| TASK DETAILS |
Look through the data below. Collect every line where the word "kvinnor" occurs.

(Figure record extracts)
***

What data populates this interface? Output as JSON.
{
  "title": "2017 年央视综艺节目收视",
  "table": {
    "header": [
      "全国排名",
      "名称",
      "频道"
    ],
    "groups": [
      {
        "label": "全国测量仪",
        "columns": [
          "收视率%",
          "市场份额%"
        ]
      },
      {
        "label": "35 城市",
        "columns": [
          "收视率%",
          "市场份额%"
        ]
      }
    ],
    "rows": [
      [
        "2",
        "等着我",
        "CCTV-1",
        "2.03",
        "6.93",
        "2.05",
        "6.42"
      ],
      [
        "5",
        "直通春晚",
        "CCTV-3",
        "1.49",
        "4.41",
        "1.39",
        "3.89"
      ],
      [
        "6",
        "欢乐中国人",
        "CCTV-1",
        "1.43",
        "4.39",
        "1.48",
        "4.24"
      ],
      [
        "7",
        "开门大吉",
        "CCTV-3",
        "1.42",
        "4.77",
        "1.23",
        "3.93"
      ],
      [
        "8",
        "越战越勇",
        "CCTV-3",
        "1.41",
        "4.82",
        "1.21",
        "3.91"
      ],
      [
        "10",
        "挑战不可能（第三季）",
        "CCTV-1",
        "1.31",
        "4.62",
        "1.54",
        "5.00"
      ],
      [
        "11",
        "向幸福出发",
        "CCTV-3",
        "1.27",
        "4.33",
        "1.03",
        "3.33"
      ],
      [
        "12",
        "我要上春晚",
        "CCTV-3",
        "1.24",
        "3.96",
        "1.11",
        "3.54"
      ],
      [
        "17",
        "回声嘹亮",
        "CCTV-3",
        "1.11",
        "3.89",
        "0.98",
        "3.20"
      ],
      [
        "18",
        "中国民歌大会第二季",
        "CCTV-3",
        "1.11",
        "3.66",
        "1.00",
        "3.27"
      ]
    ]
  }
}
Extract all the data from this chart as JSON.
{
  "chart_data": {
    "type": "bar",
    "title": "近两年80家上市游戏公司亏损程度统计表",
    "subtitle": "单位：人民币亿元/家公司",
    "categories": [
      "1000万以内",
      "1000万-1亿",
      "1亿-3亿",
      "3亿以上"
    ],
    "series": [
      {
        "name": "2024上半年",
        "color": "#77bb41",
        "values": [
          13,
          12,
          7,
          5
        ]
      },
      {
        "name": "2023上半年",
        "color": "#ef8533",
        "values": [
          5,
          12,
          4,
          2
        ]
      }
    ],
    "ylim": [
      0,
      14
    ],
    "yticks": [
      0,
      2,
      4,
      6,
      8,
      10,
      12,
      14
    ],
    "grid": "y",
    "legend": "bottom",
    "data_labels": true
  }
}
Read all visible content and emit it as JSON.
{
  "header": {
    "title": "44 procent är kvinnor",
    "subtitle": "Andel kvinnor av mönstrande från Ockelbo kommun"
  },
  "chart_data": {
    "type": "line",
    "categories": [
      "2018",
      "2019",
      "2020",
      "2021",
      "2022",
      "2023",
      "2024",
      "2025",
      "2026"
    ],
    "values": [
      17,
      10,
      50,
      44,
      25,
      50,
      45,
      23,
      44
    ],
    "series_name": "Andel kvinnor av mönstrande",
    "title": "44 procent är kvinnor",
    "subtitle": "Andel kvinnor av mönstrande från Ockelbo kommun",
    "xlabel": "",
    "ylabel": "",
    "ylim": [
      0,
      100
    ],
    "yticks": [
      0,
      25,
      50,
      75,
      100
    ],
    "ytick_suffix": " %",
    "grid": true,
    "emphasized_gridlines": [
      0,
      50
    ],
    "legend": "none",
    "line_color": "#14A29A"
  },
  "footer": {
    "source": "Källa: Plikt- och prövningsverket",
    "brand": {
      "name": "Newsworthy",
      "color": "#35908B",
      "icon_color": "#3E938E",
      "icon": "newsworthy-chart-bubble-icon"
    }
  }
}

***

| SOLUTION |
    "title": "44 procent är kvinnor",
    "subtitle": "Andel kvinnor av mönstrande från Ockelbo kommun"
    "series_name": "Andel kvinnor av mönstrande",
    "title": "44 procent är kvinnor",
    "subtitle": "Andel kvinnor av mönstrande från Ockelbo kommun",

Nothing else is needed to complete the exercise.